— Directive —
Reproduce the complete listing without any deviation.

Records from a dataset
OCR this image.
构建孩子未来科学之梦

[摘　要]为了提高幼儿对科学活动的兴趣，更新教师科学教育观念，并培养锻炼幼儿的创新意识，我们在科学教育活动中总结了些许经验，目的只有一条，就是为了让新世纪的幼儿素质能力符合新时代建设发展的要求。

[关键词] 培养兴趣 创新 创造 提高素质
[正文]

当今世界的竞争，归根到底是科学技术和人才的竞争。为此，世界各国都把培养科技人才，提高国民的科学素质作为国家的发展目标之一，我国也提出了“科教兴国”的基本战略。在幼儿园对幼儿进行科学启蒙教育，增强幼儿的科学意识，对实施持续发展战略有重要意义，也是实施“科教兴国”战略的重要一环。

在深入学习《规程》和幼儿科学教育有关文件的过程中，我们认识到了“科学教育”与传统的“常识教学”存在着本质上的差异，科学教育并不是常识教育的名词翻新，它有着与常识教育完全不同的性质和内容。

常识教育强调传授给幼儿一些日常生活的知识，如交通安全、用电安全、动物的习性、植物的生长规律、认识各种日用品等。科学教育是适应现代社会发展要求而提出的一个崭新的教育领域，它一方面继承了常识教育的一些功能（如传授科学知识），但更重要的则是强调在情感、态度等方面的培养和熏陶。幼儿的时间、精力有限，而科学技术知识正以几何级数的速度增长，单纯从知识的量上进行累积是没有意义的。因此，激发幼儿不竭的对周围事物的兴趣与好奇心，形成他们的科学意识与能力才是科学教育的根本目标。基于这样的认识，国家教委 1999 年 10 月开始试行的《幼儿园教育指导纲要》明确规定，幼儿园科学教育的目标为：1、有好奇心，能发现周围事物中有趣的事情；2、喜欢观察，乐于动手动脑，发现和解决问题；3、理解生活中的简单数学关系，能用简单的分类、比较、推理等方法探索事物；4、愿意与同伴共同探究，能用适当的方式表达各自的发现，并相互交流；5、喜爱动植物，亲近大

— Task response —
OCR this image.
构建孩子未来科学之梦

[摘　要]为了提高幼儿对科学活动的兴趣，更新教师科学教育观念，并培养锻炼幼儿的创新意识，我们在科学教育活动中总结了些许经验，目的只有一条，就是为了让新世纪的幼儿素质能力符合新时代建设发展的要求。

[关键词] 培养兴趣 创新 创造 提高素质
[正文]

当今世界的竞争，归根到底是科学技术和人才的竞争。为此，世界各国都把培养科技人才，提高国民的科学素质作为国家的发展目标之一，我国也提出了“科教兴国”的基本战略。在幼儿园对幼儿进行科学启蒙教育，增强幼儿的科学意识，对实施持续发展战略有重要意义，也是实施“科教兴国”战略的重要一环。

在深入学习《规程》和幼儿科学教育有关文件的过程中，我们认识到了“科学教育”与传统的“常识教学”存在着本质上的差异，科学教育并不是常识教育的名词翻新，它有着与常识教育完全不同的性质和内容。

常识教育强调传授给幼儿一些日常生活的知识，如交通安全、用电安全、动物的习性、植物的生长规律、认识各种日用品等。科学教育是适应现代社会发展要求而提出的一个崭新的教育领域，它一方面继承了常识教育的一些功能（如传授科学知识），但更重要的则是强调在情感、态度等方面的培养和熏陶。幼儿的时间、精力有限，而科学技术知识正以几何级数的速度增长，单纯从知识的量上进行累积是没有意义的。因此，激发幼儿不竭的对周围事物的兴趣与好奇心，形成他们的科学意识与能力才是科学教育的根本目标。基于这样的认识，国家教委 1999 年 10 月开始试行的《幼儿园教育指导纲要》明确规定，幼儿园科学教育的目标为：1、有好奇心，能发现周围事物中有趣的事情；2、喜欢观察，乐于动手动脑，发现和解决问题；3、理解生活中的简单数学关系，能用简单的分类、比较、推理等方法探索事物；4、愿意与同伴共同探究，能用适当的方式表达各自的发现，并相互交流；5、喜爱动植物，亲近大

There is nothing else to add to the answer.